## What to do
Please reproduce the items below word for word, from the line containing "Identify all the elements below and their bounding boxes. List" up to and including the line containing "reply-count: 5 — [104, 367, 113, 383]", and nothing else.

##############################

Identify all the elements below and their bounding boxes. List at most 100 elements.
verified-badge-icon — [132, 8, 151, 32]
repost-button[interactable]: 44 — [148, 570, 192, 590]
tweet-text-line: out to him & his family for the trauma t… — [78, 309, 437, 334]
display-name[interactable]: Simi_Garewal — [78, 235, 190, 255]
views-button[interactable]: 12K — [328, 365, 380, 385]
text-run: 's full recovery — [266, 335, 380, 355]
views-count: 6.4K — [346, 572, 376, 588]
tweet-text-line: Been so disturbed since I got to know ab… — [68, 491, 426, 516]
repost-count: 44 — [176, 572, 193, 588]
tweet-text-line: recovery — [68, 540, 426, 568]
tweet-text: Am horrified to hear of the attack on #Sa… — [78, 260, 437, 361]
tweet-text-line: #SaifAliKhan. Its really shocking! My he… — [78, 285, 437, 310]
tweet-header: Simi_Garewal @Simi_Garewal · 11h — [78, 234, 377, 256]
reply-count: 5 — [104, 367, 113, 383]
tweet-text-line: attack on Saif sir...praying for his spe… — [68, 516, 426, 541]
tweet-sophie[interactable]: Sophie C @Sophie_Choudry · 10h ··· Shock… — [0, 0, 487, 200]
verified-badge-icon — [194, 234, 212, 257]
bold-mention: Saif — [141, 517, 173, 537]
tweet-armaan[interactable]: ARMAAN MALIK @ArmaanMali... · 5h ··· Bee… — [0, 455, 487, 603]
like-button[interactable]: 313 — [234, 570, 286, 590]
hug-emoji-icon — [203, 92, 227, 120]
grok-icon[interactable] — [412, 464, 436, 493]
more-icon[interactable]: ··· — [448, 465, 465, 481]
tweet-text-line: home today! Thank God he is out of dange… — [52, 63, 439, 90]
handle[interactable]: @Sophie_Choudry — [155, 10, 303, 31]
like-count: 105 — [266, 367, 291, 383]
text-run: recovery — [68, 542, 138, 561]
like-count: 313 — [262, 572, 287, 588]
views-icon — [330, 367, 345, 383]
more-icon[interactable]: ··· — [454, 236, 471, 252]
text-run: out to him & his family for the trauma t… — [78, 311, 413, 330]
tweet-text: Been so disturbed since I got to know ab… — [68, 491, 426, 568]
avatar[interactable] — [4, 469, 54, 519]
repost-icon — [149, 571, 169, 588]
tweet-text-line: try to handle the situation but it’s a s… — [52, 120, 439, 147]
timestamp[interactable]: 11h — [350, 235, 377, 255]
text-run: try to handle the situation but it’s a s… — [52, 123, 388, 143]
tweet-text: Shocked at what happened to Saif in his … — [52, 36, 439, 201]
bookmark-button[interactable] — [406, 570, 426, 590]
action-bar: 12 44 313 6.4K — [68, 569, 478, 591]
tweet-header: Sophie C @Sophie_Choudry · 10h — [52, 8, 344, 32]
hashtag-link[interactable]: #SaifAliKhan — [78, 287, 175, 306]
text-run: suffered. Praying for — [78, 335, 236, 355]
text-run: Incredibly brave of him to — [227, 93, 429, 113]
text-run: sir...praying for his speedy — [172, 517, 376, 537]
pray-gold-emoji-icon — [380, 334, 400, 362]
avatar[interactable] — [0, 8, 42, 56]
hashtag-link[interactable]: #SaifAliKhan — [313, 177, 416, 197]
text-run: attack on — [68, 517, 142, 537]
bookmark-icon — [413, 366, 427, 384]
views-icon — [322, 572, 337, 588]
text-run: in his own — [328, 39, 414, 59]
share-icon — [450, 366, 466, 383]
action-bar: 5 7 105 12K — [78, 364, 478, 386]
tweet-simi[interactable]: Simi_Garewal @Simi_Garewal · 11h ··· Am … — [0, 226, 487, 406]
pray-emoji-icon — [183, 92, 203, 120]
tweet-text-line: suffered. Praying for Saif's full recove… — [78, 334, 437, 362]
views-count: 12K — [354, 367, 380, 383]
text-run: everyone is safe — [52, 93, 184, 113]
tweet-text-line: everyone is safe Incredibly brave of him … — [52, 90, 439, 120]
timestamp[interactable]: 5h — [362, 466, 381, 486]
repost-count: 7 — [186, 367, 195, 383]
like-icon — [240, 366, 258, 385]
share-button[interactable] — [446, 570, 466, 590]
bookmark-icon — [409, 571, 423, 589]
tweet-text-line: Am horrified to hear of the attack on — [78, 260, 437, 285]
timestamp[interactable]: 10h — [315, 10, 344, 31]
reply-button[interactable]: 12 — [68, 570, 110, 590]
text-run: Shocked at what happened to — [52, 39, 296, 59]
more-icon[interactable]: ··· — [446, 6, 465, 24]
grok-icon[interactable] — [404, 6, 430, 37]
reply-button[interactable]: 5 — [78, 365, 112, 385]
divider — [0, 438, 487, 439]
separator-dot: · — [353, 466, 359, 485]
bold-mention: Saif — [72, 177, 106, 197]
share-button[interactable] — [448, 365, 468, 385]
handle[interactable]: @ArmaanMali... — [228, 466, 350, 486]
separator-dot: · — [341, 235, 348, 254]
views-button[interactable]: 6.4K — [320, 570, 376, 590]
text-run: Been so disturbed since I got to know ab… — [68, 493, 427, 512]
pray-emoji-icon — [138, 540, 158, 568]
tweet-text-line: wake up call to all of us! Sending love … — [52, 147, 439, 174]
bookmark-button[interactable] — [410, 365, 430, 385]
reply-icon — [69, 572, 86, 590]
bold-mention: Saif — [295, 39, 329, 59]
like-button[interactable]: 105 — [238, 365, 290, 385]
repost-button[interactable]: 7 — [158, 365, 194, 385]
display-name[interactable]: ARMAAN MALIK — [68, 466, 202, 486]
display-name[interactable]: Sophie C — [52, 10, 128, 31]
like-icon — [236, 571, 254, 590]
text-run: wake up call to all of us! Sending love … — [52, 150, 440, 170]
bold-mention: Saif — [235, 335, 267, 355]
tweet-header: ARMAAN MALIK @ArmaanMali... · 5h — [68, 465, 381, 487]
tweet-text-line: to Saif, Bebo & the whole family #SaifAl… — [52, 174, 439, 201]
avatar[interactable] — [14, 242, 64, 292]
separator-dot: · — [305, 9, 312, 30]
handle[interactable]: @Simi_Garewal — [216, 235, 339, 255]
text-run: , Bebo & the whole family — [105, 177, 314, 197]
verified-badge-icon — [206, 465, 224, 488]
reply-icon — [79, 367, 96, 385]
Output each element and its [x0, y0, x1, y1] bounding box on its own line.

##############################

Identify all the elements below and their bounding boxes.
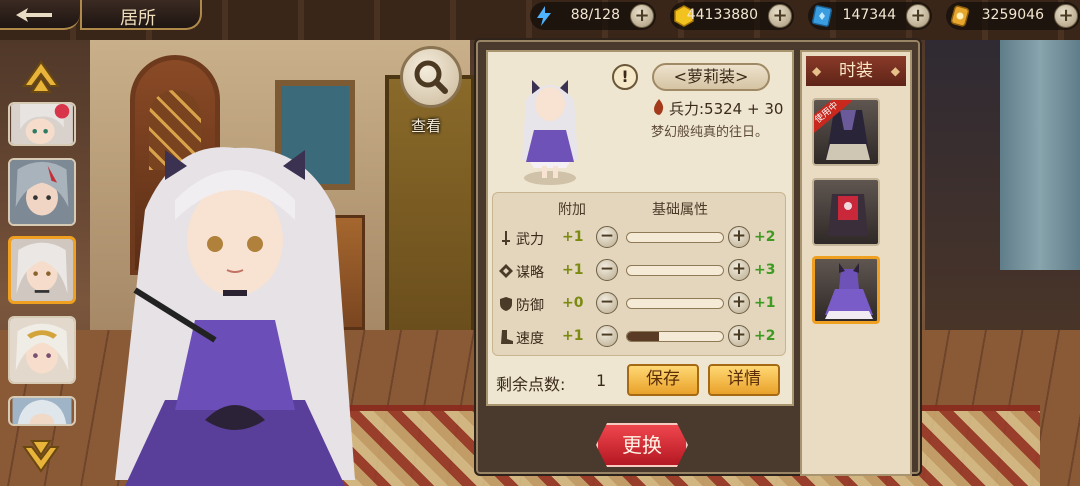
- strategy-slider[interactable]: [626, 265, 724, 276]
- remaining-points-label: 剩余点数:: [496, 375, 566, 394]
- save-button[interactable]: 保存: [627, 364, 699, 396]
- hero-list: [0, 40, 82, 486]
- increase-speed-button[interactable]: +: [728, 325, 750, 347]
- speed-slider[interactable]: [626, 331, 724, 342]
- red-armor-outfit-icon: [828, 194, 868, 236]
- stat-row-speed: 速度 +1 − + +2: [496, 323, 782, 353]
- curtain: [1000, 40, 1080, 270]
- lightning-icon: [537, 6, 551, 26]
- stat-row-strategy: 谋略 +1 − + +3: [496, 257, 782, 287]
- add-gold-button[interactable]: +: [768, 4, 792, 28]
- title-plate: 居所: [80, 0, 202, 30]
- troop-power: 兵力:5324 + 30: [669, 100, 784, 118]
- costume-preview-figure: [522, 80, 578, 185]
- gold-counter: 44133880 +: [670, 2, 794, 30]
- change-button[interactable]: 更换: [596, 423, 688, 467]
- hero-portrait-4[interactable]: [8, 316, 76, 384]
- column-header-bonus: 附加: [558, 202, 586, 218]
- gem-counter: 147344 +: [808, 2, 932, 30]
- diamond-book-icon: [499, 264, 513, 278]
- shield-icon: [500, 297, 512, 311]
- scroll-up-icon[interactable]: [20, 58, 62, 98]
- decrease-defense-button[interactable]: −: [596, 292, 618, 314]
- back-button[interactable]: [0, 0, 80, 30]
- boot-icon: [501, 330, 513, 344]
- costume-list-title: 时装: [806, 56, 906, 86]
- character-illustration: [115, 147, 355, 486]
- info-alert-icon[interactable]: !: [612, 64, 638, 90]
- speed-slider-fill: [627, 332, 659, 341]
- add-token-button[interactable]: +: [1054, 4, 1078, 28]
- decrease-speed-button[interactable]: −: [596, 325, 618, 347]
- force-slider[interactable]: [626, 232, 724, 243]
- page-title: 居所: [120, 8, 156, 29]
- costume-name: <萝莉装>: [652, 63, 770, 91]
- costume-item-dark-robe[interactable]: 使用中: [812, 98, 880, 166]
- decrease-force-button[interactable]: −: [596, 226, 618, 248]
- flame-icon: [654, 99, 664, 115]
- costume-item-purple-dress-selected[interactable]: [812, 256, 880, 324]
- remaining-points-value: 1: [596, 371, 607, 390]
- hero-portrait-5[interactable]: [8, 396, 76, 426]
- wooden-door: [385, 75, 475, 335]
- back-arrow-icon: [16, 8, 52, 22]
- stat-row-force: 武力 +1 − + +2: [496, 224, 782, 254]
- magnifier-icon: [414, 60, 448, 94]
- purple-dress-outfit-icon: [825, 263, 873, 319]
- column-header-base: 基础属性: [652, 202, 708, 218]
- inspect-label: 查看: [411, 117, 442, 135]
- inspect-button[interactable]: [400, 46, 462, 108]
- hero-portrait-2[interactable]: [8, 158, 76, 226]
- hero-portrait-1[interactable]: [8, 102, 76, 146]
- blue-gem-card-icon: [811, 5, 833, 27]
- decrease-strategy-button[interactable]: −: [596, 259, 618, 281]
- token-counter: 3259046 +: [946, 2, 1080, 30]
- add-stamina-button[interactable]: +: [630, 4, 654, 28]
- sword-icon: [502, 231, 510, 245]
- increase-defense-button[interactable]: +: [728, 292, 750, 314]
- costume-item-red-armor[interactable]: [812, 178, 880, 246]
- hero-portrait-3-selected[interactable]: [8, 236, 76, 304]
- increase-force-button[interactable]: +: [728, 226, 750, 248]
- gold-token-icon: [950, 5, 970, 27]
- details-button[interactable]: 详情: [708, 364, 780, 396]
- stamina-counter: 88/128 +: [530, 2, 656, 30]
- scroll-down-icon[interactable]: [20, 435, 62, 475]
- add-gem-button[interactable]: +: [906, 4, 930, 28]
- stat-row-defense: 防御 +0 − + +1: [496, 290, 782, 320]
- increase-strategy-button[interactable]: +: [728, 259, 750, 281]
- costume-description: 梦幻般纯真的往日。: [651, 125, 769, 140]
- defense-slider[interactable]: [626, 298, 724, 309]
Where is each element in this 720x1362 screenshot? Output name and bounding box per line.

##############################

## Result below
Identify all the elements below and their bounding boxes. List at most 100 elements.
verified-badge-icon — [132, 8, 151, 32]
repost-button[interactable]: 44 — [148, 570, 192, 590]
tweet-text-line: out to him & his family for the trauma t… — [78, 309, 437, 334]
display-name[interactable]: Simi_Garewal — [78, 235, 190, 255]
views-button[interactable]: 12K — [328, 365, 380, 385]
text-run: 's full recovery — [266, 335, 380, 355]
views-count: 6.4K — [346, 572, 376, 588]
tweet-text-line: Been so disturbed since I got to know ab… — [68, 491, 426, 516]
repost-count: 44 — [176, 572, 193, 588]
tweet-text-line: recovery — [68, 540, 426, 568]
tweet-text: Am horrified to hear of the attack on #Sa… — [78, 260, 437, 361]
tweet-text-line: #SaifAliKhan. Its really shocking! My he… — [78, 285, 437, 310]
tweet-header: Simi_Garewal @Simi_Garewal · 11h — [78, 234, 377, 256]
reply-count: 5 — [104, 367, 113, 383]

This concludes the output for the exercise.